SELECTED EXCERPT:
☆ ☆ ☆ ☆
Natural disasters such as fire, flood, or earthquake

Theft or sabotage

An organization’s ability to recover quickly from any outage or disaster, whether it is a component failure or the complete destruction of a site, directly contributes to the organization’s ability to survive the disruption. A backup and recovery solution should be prepared for many types of failures. Such a solution should be based on well-defined requirements for system availability and should take the elements of each server into account.

Assessing the Situation

For each operating system and application introduced in the environment, consider the following questions:

What are possible failure scenarios?

What is the critical data and where is it located?

How often are backups required?

When should full, incremental, and differential backups be done?

Will the backups be server-based or server-free?

Will a SAN storage device be used for magnetic backups?

Will backups be sent to magnetic, magneto-optical, or tape media?

Will the backups be performed online or offline?

Will backups be started manually or use a schedule to start automatically?

How will backup data be validated?

Will backups be stored onsite or offsite?

A good backup and recovery plan should include a disaster avoidance plan, tools that assist recovery from a disaster or an outage, and detailed procedures and standards for performing a recovery. For each subject area, the architecture should clearly define the people, processes, and technologies that are required for success.

For more information on the backup and recovery process, refer to the Backup and Recovery Services Blueprint.
☆ ☆ ☆ ☆
TO BE DONE: Substitute "disconnected" for "offline" and write out the passage from the backup and recovery text, beginning at the words "When should full, incremental, and" and stopping after "online or offline?". The items are not needed for the task.

Dataset entries:
☆ ☆ ☆ ☆
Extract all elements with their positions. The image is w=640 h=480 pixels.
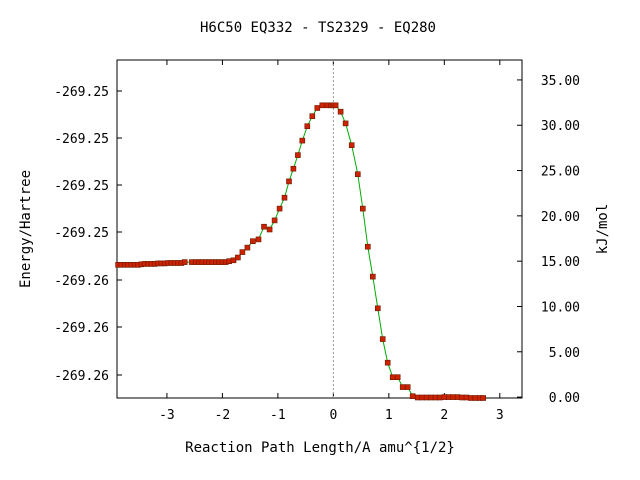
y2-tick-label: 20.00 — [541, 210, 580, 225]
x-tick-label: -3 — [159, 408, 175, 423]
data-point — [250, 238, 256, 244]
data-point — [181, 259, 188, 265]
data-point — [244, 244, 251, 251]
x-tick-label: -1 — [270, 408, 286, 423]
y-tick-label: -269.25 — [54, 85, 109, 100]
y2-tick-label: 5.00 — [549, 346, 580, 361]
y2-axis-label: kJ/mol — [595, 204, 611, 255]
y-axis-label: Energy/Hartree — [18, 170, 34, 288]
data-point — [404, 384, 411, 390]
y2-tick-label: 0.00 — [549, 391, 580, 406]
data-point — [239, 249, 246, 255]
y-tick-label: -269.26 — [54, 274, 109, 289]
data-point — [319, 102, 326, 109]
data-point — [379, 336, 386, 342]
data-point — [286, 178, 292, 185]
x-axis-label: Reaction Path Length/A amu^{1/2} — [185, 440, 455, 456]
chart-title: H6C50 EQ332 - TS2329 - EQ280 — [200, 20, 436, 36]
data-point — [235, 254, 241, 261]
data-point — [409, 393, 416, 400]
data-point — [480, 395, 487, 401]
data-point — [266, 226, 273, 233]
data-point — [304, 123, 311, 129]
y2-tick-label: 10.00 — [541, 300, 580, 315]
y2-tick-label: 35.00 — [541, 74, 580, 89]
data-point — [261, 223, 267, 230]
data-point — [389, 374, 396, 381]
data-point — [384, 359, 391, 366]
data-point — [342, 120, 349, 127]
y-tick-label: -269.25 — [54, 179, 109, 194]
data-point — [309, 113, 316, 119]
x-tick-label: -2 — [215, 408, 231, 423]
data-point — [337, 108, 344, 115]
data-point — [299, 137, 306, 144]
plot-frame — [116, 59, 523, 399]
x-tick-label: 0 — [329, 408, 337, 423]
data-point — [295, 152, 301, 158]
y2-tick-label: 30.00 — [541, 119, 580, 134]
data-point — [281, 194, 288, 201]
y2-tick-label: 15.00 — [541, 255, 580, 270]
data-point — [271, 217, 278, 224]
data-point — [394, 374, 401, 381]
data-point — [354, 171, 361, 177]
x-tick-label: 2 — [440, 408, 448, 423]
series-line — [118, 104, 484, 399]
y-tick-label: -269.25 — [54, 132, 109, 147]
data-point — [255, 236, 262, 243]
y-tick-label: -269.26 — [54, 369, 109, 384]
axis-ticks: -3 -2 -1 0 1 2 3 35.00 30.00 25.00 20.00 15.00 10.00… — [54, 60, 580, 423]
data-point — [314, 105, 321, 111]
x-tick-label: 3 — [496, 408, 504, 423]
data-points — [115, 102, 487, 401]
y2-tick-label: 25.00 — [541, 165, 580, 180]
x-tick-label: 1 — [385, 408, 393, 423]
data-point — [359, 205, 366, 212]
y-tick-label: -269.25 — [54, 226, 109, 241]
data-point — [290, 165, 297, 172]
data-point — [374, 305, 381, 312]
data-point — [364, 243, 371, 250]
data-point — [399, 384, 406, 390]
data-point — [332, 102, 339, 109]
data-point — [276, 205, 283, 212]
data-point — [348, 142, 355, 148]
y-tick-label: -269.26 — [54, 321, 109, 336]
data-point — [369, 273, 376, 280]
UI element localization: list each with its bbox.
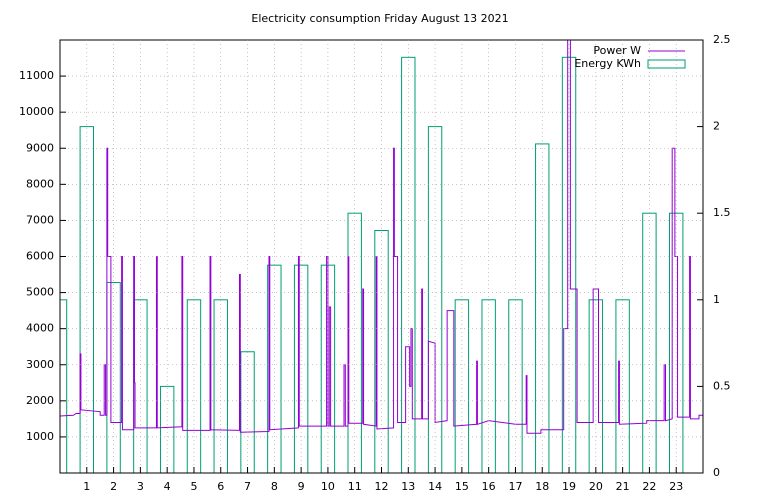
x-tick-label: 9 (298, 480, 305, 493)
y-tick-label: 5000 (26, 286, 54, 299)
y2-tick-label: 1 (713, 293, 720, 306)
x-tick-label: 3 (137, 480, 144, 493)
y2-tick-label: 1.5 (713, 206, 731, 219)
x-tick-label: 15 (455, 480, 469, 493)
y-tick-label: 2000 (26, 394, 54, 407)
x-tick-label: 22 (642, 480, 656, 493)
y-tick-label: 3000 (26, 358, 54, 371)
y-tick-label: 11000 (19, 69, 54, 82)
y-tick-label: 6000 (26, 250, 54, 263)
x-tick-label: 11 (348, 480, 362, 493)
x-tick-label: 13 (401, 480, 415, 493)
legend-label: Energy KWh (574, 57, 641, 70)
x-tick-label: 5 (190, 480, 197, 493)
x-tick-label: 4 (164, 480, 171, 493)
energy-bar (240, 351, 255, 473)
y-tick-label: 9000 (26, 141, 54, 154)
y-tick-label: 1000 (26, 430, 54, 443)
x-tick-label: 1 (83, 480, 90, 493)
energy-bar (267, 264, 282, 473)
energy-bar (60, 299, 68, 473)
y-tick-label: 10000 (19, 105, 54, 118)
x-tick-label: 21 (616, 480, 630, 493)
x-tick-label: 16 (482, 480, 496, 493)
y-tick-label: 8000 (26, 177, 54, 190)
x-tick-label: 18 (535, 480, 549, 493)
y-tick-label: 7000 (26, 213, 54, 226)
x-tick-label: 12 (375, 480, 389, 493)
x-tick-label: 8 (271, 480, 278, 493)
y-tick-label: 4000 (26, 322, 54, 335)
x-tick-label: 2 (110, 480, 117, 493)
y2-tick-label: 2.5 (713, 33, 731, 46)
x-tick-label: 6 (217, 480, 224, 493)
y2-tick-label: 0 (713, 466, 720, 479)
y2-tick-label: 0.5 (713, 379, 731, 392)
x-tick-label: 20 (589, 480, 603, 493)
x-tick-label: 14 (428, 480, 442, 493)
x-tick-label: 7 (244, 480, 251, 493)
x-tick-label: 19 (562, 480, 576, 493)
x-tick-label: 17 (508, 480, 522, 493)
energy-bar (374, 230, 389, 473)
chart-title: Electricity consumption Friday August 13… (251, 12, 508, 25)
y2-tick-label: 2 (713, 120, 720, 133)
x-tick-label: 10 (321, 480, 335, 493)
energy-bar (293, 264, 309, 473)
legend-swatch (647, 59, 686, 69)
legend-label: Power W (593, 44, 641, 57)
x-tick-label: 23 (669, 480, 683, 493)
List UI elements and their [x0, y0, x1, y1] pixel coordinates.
☆ ☆ ☆ ☆
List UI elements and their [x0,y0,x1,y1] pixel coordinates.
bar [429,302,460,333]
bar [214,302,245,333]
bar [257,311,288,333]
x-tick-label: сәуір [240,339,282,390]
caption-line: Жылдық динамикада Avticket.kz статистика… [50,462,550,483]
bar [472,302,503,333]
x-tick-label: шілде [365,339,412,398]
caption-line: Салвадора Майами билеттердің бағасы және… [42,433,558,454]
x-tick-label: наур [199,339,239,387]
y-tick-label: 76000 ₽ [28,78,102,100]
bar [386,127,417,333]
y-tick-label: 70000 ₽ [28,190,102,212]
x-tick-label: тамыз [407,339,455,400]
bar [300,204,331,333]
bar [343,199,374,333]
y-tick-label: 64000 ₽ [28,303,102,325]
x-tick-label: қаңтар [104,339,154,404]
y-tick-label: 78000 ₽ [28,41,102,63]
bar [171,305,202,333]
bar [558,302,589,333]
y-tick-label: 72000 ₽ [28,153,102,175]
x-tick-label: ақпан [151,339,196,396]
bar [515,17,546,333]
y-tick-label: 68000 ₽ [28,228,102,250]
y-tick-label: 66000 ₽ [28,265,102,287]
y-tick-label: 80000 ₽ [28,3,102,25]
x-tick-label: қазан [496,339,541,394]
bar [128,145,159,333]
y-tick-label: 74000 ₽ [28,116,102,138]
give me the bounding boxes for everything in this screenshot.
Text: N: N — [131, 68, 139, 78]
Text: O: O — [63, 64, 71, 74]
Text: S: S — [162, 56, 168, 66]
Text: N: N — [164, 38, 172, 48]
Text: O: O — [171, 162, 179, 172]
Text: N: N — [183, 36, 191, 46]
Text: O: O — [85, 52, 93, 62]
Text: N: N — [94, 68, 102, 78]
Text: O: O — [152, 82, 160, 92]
☆ ☆ ☆ ☆
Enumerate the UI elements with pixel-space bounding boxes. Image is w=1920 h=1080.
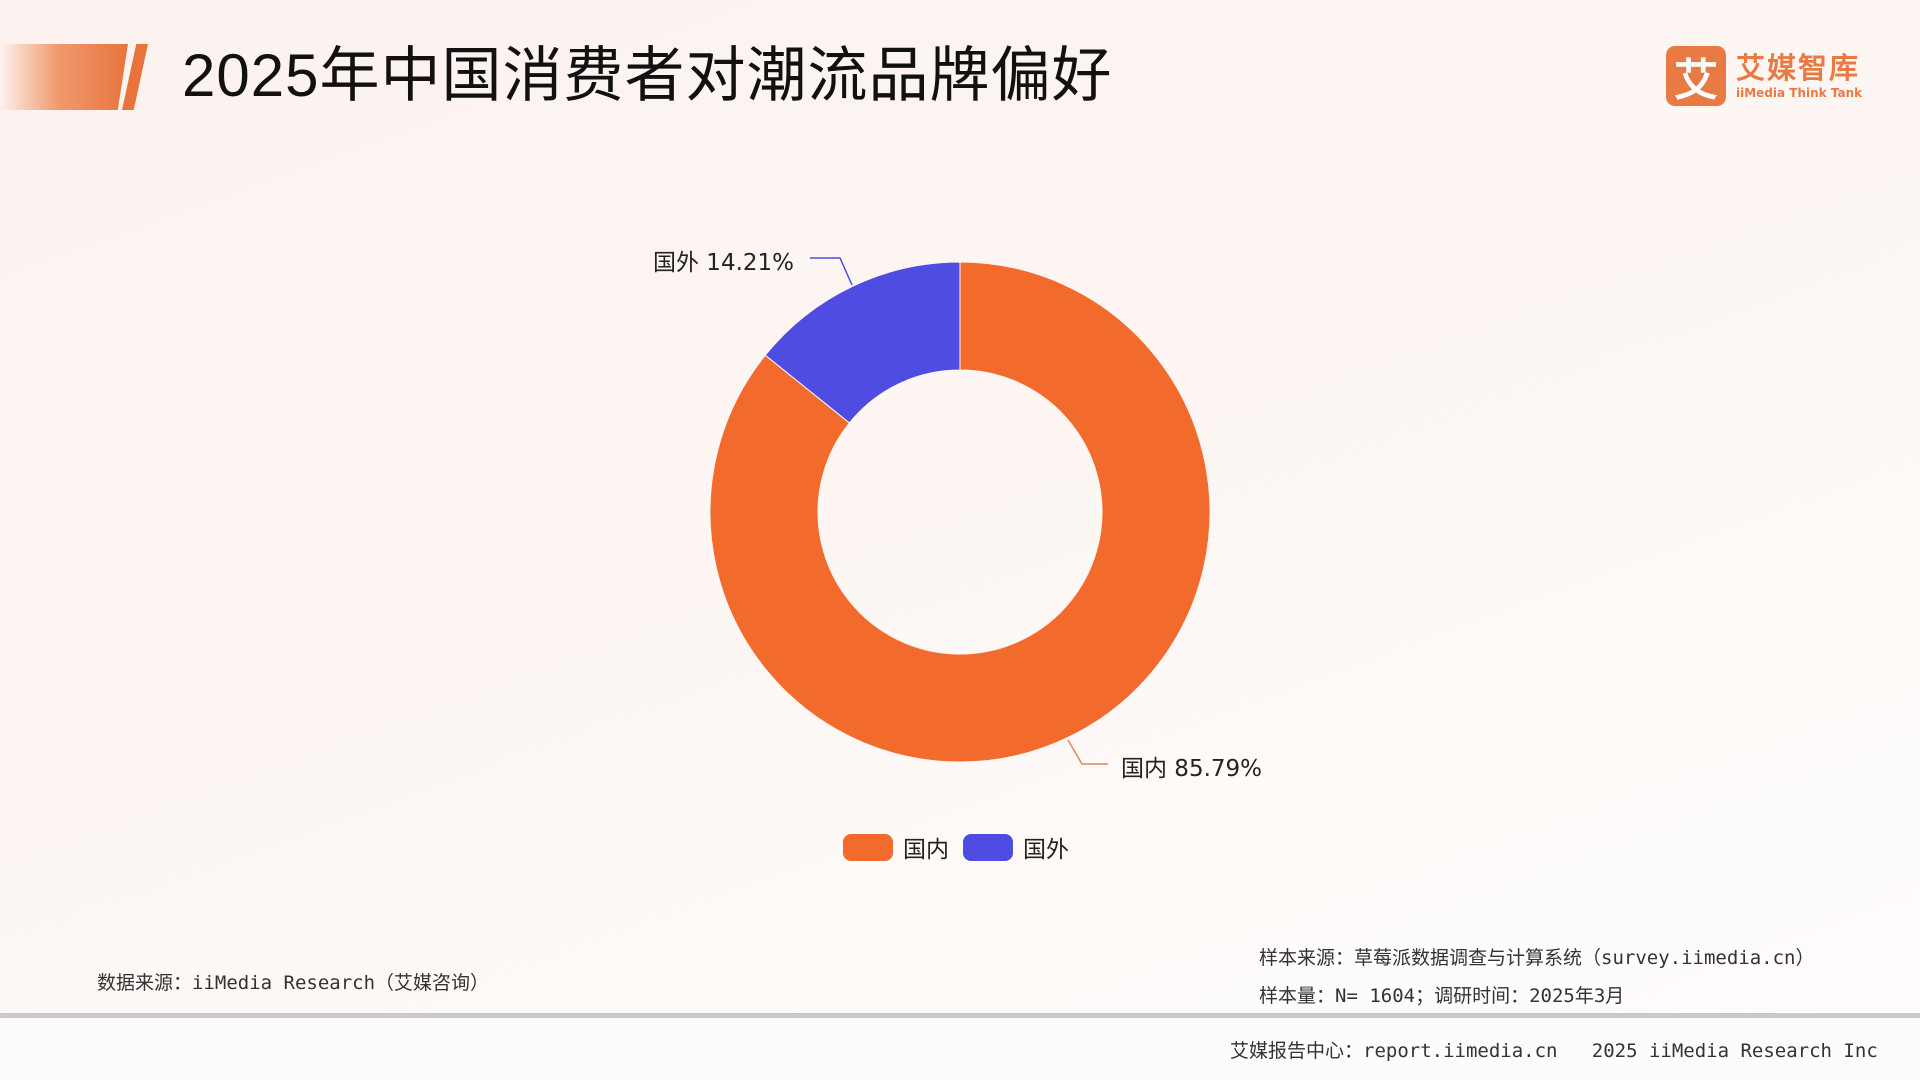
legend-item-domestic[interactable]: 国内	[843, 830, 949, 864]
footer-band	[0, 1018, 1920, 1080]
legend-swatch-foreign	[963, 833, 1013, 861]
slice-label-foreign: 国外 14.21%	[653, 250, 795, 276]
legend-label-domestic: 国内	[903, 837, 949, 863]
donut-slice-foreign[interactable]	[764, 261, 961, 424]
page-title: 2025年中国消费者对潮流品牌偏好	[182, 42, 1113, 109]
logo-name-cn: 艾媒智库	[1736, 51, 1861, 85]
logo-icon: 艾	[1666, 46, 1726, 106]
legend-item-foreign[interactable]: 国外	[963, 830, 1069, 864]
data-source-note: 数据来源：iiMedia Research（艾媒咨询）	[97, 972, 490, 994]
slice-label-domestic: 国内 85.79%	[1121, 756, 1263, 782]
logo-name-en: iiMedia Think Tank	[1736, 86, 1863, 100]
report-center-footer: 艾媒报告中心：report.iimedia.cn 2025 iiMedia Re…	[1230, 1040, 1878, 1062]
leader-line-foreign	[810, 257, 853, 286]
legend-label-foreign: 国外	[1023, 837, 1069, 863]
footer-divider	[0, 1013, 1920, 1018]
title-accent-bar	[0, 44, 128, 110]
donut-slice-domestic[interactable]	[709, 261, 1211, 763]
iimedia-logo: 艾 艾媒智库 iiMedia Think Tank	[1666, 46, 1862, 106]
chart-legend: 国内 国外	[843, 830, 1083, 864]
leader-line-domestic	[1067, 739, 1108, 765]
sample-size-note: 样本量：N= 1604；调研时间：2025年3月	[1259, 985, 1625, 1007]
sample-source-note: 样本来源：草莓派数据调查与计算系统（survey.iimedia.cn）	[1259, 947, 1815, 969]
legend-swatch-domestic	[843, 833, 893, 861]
☆ ☆ ☆ ☆
ANSWER TO THIS EXERCISE:
When should full, incremental, and differential backups be done?

Will the backups be server-based or server-free?

Will a SAN storage device be used for magnetic backups?

Will backups be sent to magnetic, magneto-optical, or tape media?

Will the backups be performed online or disconnected?